● Task:
In the data below, find every line with the string "Output" and pull it out.

● Supplied records:
▬▬▬▬▬▬▬▬▬▬

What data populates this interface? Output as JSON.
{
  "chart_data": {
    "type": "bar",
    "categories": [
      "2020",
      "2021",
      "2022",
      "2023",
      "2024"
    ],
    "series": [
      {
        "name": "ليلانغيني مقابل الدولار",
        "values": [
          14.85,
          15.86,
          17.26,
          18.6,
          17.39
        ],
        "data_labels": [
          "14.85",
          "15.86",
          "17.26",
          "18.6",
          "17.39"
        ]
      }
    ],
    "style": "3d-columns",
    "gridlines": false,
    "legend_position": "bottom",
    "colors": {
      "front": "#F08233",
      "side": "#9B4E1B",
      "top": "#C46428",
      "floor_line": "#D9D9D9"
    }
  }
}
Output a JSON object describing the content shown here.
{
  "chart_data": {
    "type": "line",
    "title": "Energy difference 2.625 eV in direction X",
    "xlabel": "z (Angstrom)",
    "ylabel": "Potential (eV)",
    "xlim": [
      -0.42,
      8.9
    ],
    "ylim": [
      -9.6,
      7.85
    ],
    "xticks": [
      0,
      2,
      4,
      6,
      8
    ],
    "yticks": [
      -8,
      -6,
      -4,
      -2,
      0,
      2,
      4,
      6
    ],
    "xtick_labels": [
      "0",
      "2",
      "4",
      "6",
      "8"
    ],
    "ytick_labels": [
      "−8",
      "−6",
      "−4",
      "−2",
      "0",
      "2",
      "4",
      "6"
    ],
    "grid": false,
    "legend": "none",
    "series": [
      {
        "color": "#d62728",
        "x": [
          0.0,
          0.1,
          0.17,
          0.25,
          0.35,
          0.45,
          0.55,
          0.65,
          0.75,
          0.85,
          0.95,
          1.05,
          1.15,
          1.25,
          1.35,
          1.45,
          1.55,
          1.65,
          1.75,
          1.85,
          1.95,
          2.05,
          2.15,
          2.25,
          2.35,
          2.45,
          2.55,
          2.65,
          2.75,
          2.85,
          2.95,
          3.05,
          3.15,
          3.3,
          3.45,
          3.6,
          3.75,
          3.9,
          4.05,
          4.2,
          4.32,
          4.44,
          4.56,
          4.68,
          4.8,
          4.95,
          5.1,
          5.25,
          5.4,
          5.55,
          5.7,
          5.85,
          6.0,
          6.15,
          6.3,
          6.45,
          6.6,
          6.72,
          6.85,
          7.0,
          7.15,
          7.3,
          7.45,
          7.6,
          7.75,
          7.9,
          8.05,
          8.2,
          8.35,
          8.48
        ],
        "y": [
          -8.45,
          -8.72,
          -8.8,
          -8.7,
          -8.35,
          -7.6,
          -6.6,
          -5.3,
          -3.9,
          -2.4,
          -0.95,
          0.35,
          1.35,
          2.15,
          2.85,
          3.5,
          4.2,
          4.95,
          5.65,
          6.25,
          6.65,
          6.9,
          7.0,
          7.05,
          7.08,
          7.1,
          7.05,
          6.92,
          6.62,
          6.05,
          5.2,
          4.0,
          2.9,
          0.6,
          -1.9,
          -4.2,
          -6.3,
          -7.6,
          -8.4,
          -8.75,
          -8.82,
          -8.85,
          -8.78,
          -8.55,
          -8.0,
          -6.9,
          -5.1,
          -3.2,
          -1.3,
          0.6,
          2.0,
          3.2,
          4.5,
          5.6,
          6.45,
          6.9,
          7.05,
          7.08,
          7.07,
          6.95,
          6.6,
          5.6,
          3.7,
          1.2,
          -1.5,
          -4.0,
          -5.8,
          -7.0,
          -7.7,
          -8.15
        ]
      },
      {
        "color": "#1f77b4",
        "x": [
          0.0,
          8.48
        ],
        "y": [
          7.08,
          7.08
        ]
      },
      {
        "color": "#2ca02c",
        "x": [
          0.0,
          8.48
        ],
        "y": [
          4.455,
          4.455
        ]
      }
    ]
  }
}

▬▬▬▬▬▬▬▬▬▬

● The solution:
What data populates this interface? Output as JSON.
Output a JSON object describing the content shown here.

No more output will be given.